EXERCISE DESCRIPTION: From the line containing "Parse this chart and return its data as JSON." to the end of the records, print every line exactly, both ends included, and leave out the pictures.

PROVIDED RECORDS:
_ _ _ _ _ _ _

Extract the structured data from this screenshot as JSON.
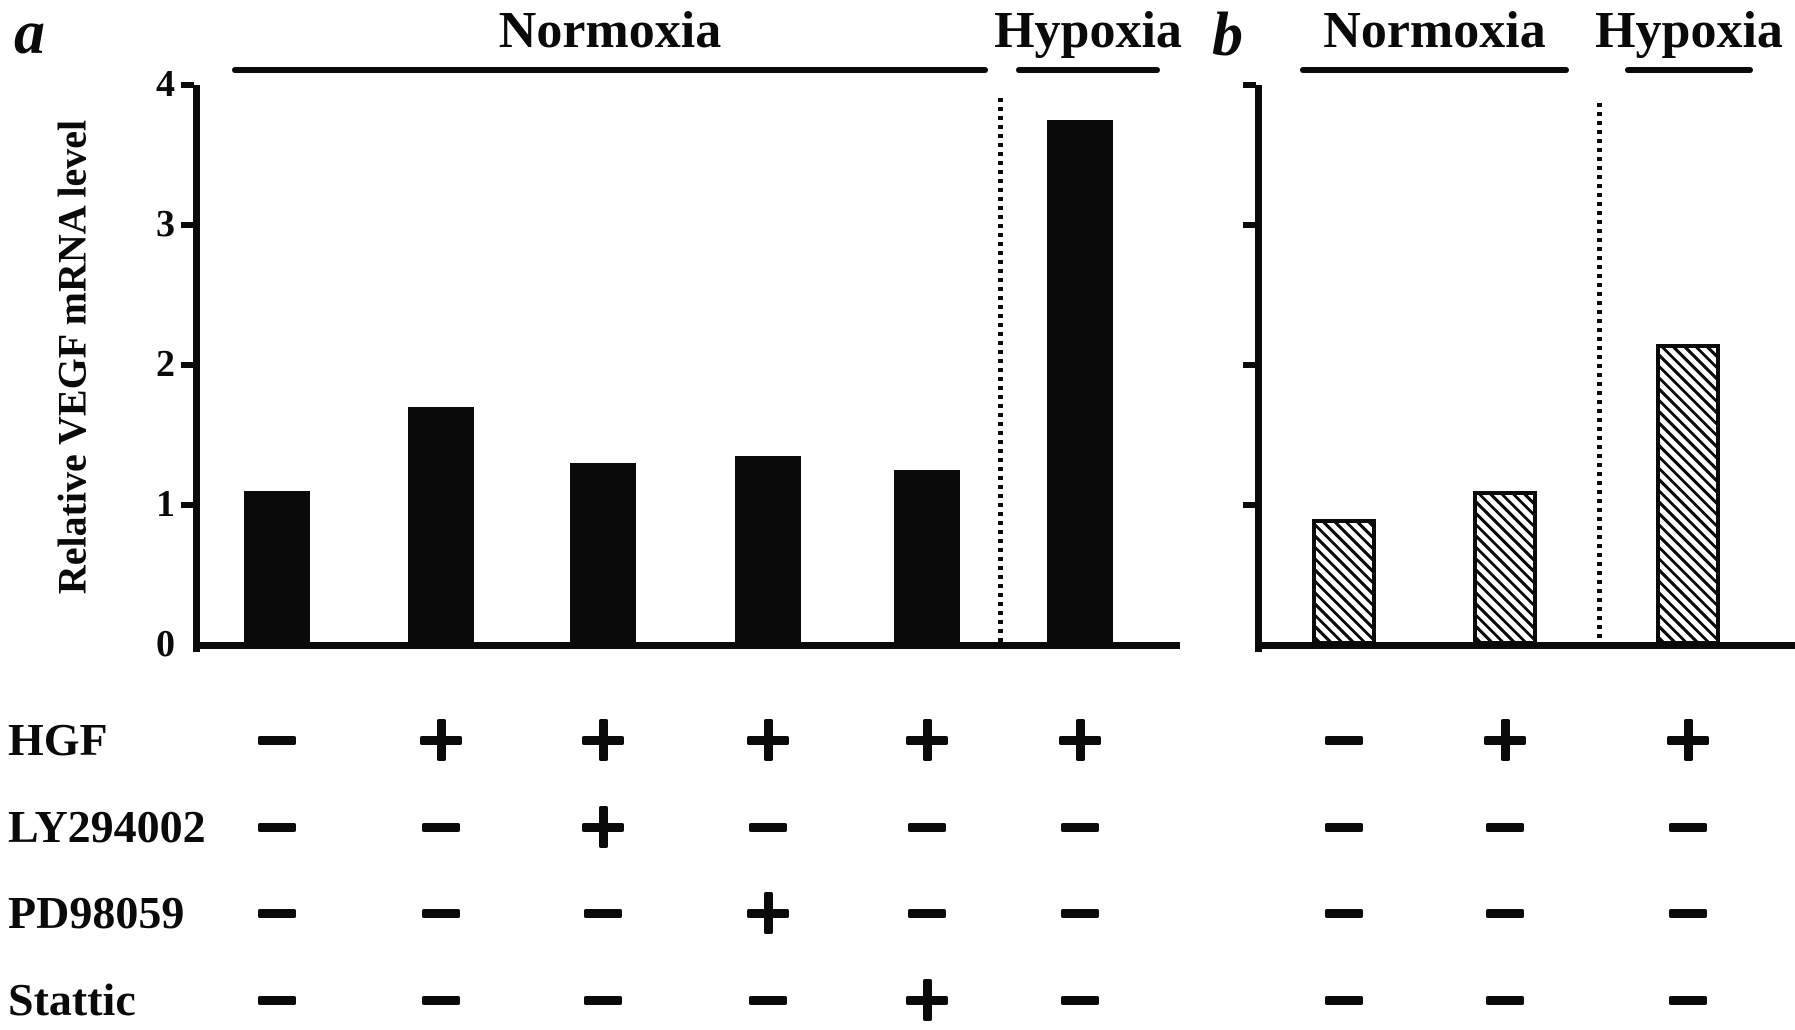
{
  "colors": {
    "ink": "#0a0a0a",
    "background": "#ffffff"
  },
  "condition_rows": [
    "HGF",
    "LY294002",
    "PD98059",
    "Stattic"
  ],
  "chart_data": [
    {
      "type": "bar",
      "panel_label": "a",
      "ylabel": "Relative VEGF mRNA level",
      "ylim": [
        0,
        4
      ],
      "yticks": [
        "0",
        "1",
        "2",
        "3",
        "4"
      ],
      "grid": false,
      "legend": "none",
      "group_headers": [
        "Normoxia",
        "Hypoxia"
      ],
      "bars_per_group": [
        5,
        1
      ],
      "bar_style": "solid-black",
      "values": [
        1.1,
        1.7,
        1.3,
        1.35,
        1.25,
        3.75
      ],
      "conditions": [
        {
          "label": "HGF",
          "signs": [
            "−",
            "+",
            "+",
            "+",
            "+",
            "+"
          ]
        },
        {
          "label": "LY294002",
          "signs": [
            "−",
            "−",
            "+",
            "−",
            "−",
            "−"
          ]
        },
        {
          "label": "PD98059",
          "signs": [
            "−",
            "−",
            "−",
            "+",
            "−",
            "−"
          ]
        },
        {
          "label": "Stattic",
          "signs": [
            "−",
            "−",
            "−",
            "−",
            "+",
            "−"
          ]
        }
      ]
    },
    {
      "type": "bar",
      "panel_label": "b",
      "ylabel": "",
      "ylim": [
        0,
        4
      ],
      "yticks": [],
      "grid": false,
      "legend": "none",
      "group_headers": [
        "Normoxia",
        "Hypoxia"
      ],
      "bars_per_group": [
        2,
        1
      ],
      "bar_style": "hatched-diagonal",
      "values": [
        0.9,
        1.1,
        2.15
      ],
      "conditions": [
        {
          "label": "HGF",
          "signs": [
            "−",
            "+",
            "+"
          ]
        },
        {
          "label": "LY294002",
          "signs": [
            "−",
            "−",
            "−"
          ]
        },
        {
          "label": "PD98059",
          "signs": [
            "−",
            "−",
            "−"
          ]
        },
        {
          "label": "Stattic",
          "signs": [
            "−",
            "−",
            "−"
          ]
        }
      ]
    }
  ]
}
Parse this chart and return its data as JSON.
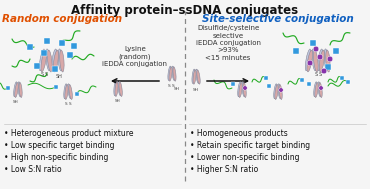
{
  "title": "Affinity protein–ssDNA conjugates",
  "left_heading": "Random conjugation",
  "right_heading": "Site-selective conjugation",
  "left_label": "Lysine\n(random)\niEDDA conjugation",
  "right_label": "Disulfide/cysteine\nselective\niEDDA conjugation\n>93%\n<15 minutes",
  "left_bullets": [
    "Heterogeneous product mixture",
    "Low specific target binding",
    "High non-specific binding",
    "Low S:N ratio"
  ],
  "right_bullets": [
    "Homogeneous products",
    "Retain specific target binding",
    "Lower non-specific binding",
    "Higher S:N ratio"
  ],
  "bg_color": "#f5f5f5",
  "title_color": "#111111",
  "left_color": "#e05000",
  "right_color": "#1060c0",
  "bullet_color": "#111111",
  "divider_color": "#888888",
  "arrow_color": "#111111",
  "helix_color1": "#c0c8e0",
  "helix_color2": "#d8a8a8",
  "helix_edge": "#888899",
  "dna_color": "#22aa22",
  "dot_blue": "#3399dd",
  "dot_purple": "#8833aa",
  "label_color": "#333333"
}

_ _ _ _ _ _ _

EXERCISE RESULT:
Parse this chart and return its data as JSON.
{
  "title": "Affinity protein–ssDNA conjugates",
  "left_heading": "Random conjugation",
  "right_heading": "Site-selective conjugation",
  "left_label": "Lysine\n(random)\niEDDA conjugation",
  "right_label": "Disulfide/cysteine\nselective\niEDDA conjugation\n>93%\n<15 minutes",
  "left_bullets": [
    "Heterogeneous product mixture",
    "Low specific target binding",
    "High non-specific binding",
    "Low S:N ratio"
  ],
  "right_bullets": [
    "Homogeneous products",
    "Retain specific target binding",
    "Lower non-specific binding",
    "Higher S:N ratio"
  ],
  "bg_color": "#f5f5f5",
  "title_color": "#111111",
  "left_color": "#e05000",
  "right_color": "#1060c0",
  "bullet_color": "#111111",
  "divider_color": "#888888",
  "arrow_color": "#111111",
  "helix_color1": "#c0c8e0",
  "helix_color2": "#d8a8a8",
  "helix_edge": "#888899",
  "dna_color": "#22aa22",
  "dot_blue": "#3399dd",
  "dot_purple": "#8833aa",
  "label_color": "#333333"
}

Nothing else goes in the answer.